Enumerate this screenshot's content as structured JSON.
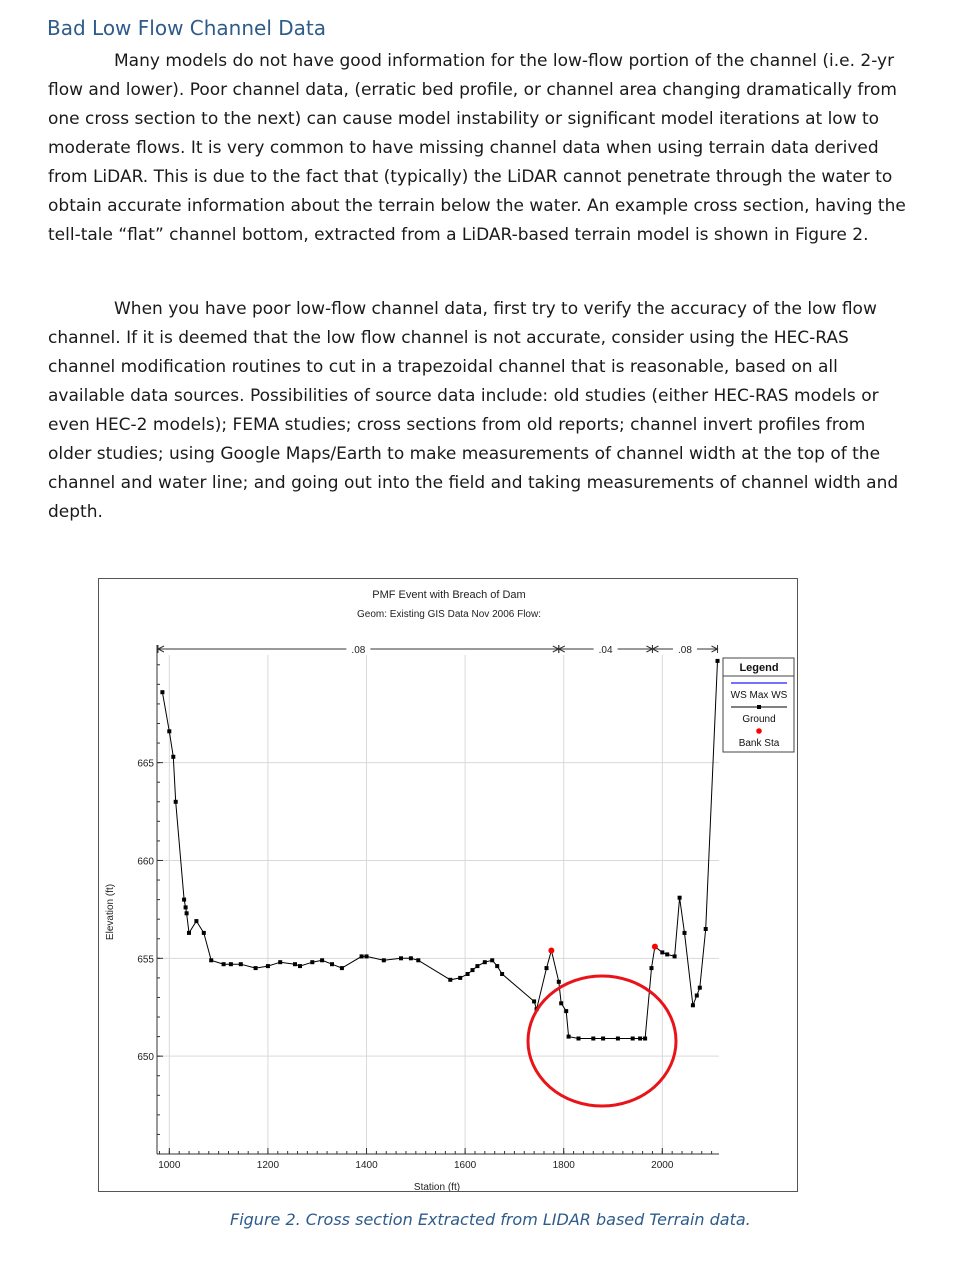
{
  "heading": "Bad Low Flow Channel Data",
  "paragraphs": [
    "Many models do not have good information for the low-flow portion of the channel (i.e. 2-yr flow and lower).  Poor channel data, (erratic bed profile, or channel area changing dramatically from one cross section to the next) can cause model instability or significant model iterations at low to moderate flows.  It is very common to have missing channel data when using terrain data derived from LiDAR.  This is due to the fact that (typically) the LiDAR cannot penetrate through the water to obtain accurate information about the terrain below the water.  An example cross section, having the tell-tale “flat” channel bottom, extracted from a LiDAR-based terrain model is shown in Figure 2.",
    "When you have poor low-flow channel data, first try to verify the accuracy of the low flow channel.  If it is deemed that the low flow channel is not accurate, consider using the HEC-RAS channel modification routines to cut in a trapezoidal channel that is reasonable, based on all available data sources.  Possibilities of source data include:  old studies (either HEC-RAS models or even HEC-2 models); FEMA studies; cross sections from old reports; channel invert profiles from older studies; using Google Maps/Earth to make measurements of channel width at the top of the channel and water line; and going out into the field and taking measurements of channel width and depth."
  ],
  "caption": "Figure 2.  Cross section Extracted from LIDAR based Terrain data.",
  "chart_data": {
    "type": "line",
    "title": "PMF Event with Breach of Dam",
    "subtitle": "Geom: Existing GIS Data Nov 2006   Flow:",
    "xlabel": "Station (ft)",
    "ylabel": "Elevation (ft)",
    "xlim": [
      975,
      2115
    ],
    "ylim": [
      645,
      670.5
    ],
    "x_ticks": [
      1000,
      1200,
      1400,
      1600,
      1800,
      2000
    ],
    "y_ticks": [
      650,
      655,
      660,
      665
    ],
    "grid": true,
    "legend_position": "top-right",
    "legend": {
      "title": "Legend",
      "entries": [
        {
          "name": "WS Max WS",
          "color": "#4444ff"
        },
        {
          "name": "Ground",
          "color": "#000000"
        },
        {
          "name": "Bank Sta",
          "color": "#ff0000"
        }
      ]
    },
    "roughness": [
      {
        "label": ".08",
        "from": 977,
        "to": 1790
      },
      {
        "label": ".04",
        "from": 1790,
        "to": 1980
      },
      {
        "label": ".08",
        "from": 1980,
        "to": 2112
      }
    ],
    "series": [
      {
        "name": "Ground",
        "color": "#000000",
        "points": [
          [
            986,
            668.6
          ],
          [
            1000,
            666.6
          ],
          [
            1008,
            665.3
          ],
          [
            1013,
            663.0
          ],
          [
            1030,
            658.0
          ],
          [
            1033,
            657.6
          ],
          [
            1035,
            657.3
          ],
          [
            1040,
            656.3
          ],
          [
            1055,
            656.9
          ],
          [
            1070,
            656.3
          ],
          [
            1085,
            654.9
          ],
          [
            1110,
            654.7
          ],
          [
            1125,
            654.7
          ],
          [
            1145,
            654.7
          ],
          [
            1175,
            654.5
          ],
          [
            1200,
            654.6
          ],
          [
            1225,
            654.8
          ],
          [
            1255,
            654.7
          ],
          [
            1265,
            654.6
          ],
          [
            1290,
            654.8
          ],
          [
            1310,
            654.9
          ],
          [
            1330,
            654.7
          ],
          [
            1350,
            654.5
          ],
          [
            1390,
            655.1
          ],
          [
            1400,
            655.1
          ],
          [
            1435,
            654.9
          ],
          [
            1470,
            655.0
          ],
          [
            1490,
            655.0
          ],
          [
            1505,
            654.9
          ],
          [
            1570,
            653.9
          ],
          [
            1590,
            654.0
          ],
          [
            1605,
            654.2
          ],
          [
            1615,
            654.4
          ],
          [
            1625,
            654.6
          ],
          [
            1640,
            654.8
          ],
          [
            1655,
            654.9
          ],
          [
            1665,
            654.6
          ],
          [
            1675,
            654.2
          ],
          [
            1740,
            652.8
          ],
          [
            1745,
            652.4
          ],
          [
            1765,
            654.5
          ],
          [
            1775,
            655.4
          ],
          [
            1790,
            653.8
          ],
          [
            1795,
            652.7
          ],
          [
            1805,
            652.3
          ],
          [
            1810,
            651.0
          ],
          [
            1830,
            650.9
          ],
          [
            1860,
            650.9
          ],
          [
            1880,
            650.9
          ],
          [
            1910,
            650.9
          ],
          [
            1940,
            650.9
          ],
          [
            1955,
            650.9
          ],
          [
            1965,
            650.9
          ],
          [
            1978,
            654.5
          ],
          [
            1985,
            655.6
          ],
          [
            2000,
            655.3
          ],
          [
            2010,
            655.2
          ],
          [
            2025,
            655.1
          ],
          [
            2035,
            658.1
          ],
          [
            2045,
            656.3
          ],
          [
            2062,
            652.6
          ],
          [
            2070,
            653.1
          ],
          [
            2076,
            653.5
          ],
          [
            2088,
            656.5
          ],
          [
            2112,
            670.2
          ]
        ]
      }
    ],
    "bank_stations": [
      [
        1775,
        655.4
      ],
      [
        1985,
        655.6
      ]
    ]
  }
}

--*--

**GOAL:**
Every line of the data should be copied as it stands, without the images.

**SOLUTION FOR THIS PROBLEM:**
Enumerate this screenshot's content as structured JSON.
{
  "heading": "Bad Low Flow Channel Data",
  "paragraphs": [
    "Many models do not have good information for the low-flow portion of the channel (i.e. 2-yr flow and lower).  Poor channel data, (erratic bed profile, or channel area changing dramatically from one cross section to the next) can cause model instability or significant model iterations at low to moderate flows.  It is very common to have missing channel data when using terrain data derived from LiDAR.  This is due to the fact that (typically) the LiDAR cannot penetrate through the water to obtain accurate information about the terrain below the water.  An example cross section, having the tell-tale “flat” channel bottom, extracted from a LiDAR-based terrain model is shown in Figure 2.",
    "When you have poor low-flow channel data, first try to verify the accuracy of the low flow channel.  If it is deemed that the low flow channel is not accurate, consider using the HEC-RAS channel modification routines to cut in a trapezoidal channel that is reasonable, based on all available data sources.  Possibilities of source data include:  old studies (either HEC-RAS models or even HEC-2 models); FEMA studies; cross sections from old reports; channel invert profiles from older studies; using Google Maps/Earth to make measurements of channel width at the top of the channel and water line; and going out into the field and taking measurements of channel width and depth."
  ],
  "caption": "Figure 2.  Cross section Extracted from LIDAR based Terrain data.",
  "chart_data": {
    "type": "line",
    "title": "PMF Event with Breach of Dam",
    "subtitle": "Geom: Existing GIS Data Nov 2006   Flow:",
    "xlabel": "Station (ft)",
    "ylabel": "Elevation (ft)",
    "xlim": [
      975,
      2115
    ],
    "ylim": [
      645,
      670.5
    ],
    "x_ticks": [
      1000,
      1200,
      1400,
      1600,
      1800,
      2000
    ],
    "y_ticks": [
      650,
      655,
      660,
      665
    ],
    "grid": true,
    "legend_position": "top-right",
    "legend": {
      "title": "Legend",
      "entries": [
        {
          "name": "WS Max WS",
          "color": "#4444ff"
        },
        {
          "name": "Ground",
          "color": "#000000"
        },
        {
          "name": "Bank Sta",
          "color": "#ff0000"
        }
      ]
    },
    "roughness": [
      {
        "label": ".08",
        "from": 977,
        "to": 1790
      },
      {
        "label": ".04",
        "from": 1790,
        "to": 1980
      },
      {
        "label": ".08",
        "from": 1980,
        "to": 2112
      }
    ],
    "series": [
      {
        "name": "Ground",
        "color": "#000000",
        "points": [
          [
            986,
            668.6
          ],
          [
            1000,
            666.6
          ],
          [
            1008,
            665.3
          ],
          [
            1013,
            663.0
          ],
          [
            1030,
            658.0
          ],
          [
            1033,
            657.6
          ],
          [
            1035,
            657.3
          ],
          [
            1040,
            656.3
          ],
          [
            1055,
            656.9
          ],
          [
            1070,
            656.3
          ],
          [
            1085,
            654.9
          ],
          [
            1110,
            654.7
          ],
          [
            1125,
            654.7
          ],
          [
            1145,
            654.7
          ],
          [
            1175,
            654.5
          ],
          [
            1200,
            654.6
          ],
          [
            1225,
            654.8
          ],
          [
            1255,
            654.7
          ],
          [
            1265,
            654.6
          ],
          [
            1290,
            654.8
          ],
          [
            1310,
            654.9
          ],
          [
            1330,
            654.7
          ],
          [
            1350,
            654.5
          ],
          [
            1390,
            655.1
          ],
          [
            1400,
            655.1
          ],
          [
            1435,
            654.9
          ],
          [
            1470,
            655.0
          ],
          [
            1490,
            655.0
          ],
          [
            1505,
            654.9
          ],
          [
            1570,
            653.9
          ],
          [
            1590,
            654.0
          ],
          [
            1605,
            654.2
          ],
          [
            1615,
            654.4
          ],
          [
            1625,
            654.6
          ],
          [
            1640,
            654.8
          ],
          [
            1655,
            654.9
          ],
          [
            1665,
            654.6
          ],
          [
            1675,
            654.2
          ],
          [
            1740,
            652.8
          ],
          [
            1745,
            652.4
          ],
          [
            1765,
            654.5
          ],
          [
            1775,
            655.4
          ],
          [
            1790,
            653.8
          ],
          [
            1795,
            652.7
          ],
          [
            1805,
            652.3
          ],
          [
            1810,
            651.0
          ],
          [
            1830,
            650.9
          ],
          [
            1860,
            650.9
          ],
          [
            1880,
            650.9
          ],
          [
            1910,
            650.9
          ],
          [
            1940,
            650.9
          ],
          [
            1955,
            650.9
          ],
          [
            1965,
            650.9
          ],
          [
            1978,
            654.5
          ],
          [
            1985,
            655.6
          ],
          [
            2000,
            655.3
          ],
          [
            2010,
            655.2
          ],
          [
            2025,
            655.1
          ],
          [
            2035,
            658.1
          ],
          [
            2045,
            656.3
          ],
          [
            2062,
            652.6
          ],
          [
            2070,
            653.1
          ],
          [
            2076,
            653.5
          ],
          [
            2088,
            656.5
          ],
          [
            2112,
            670.2
          ]
        ]
      }
    ],
    "bank_stations": [
      [
        1775,
        655.4
      ],
      [
        1985,
        655.6
      ]
    ]
  }
}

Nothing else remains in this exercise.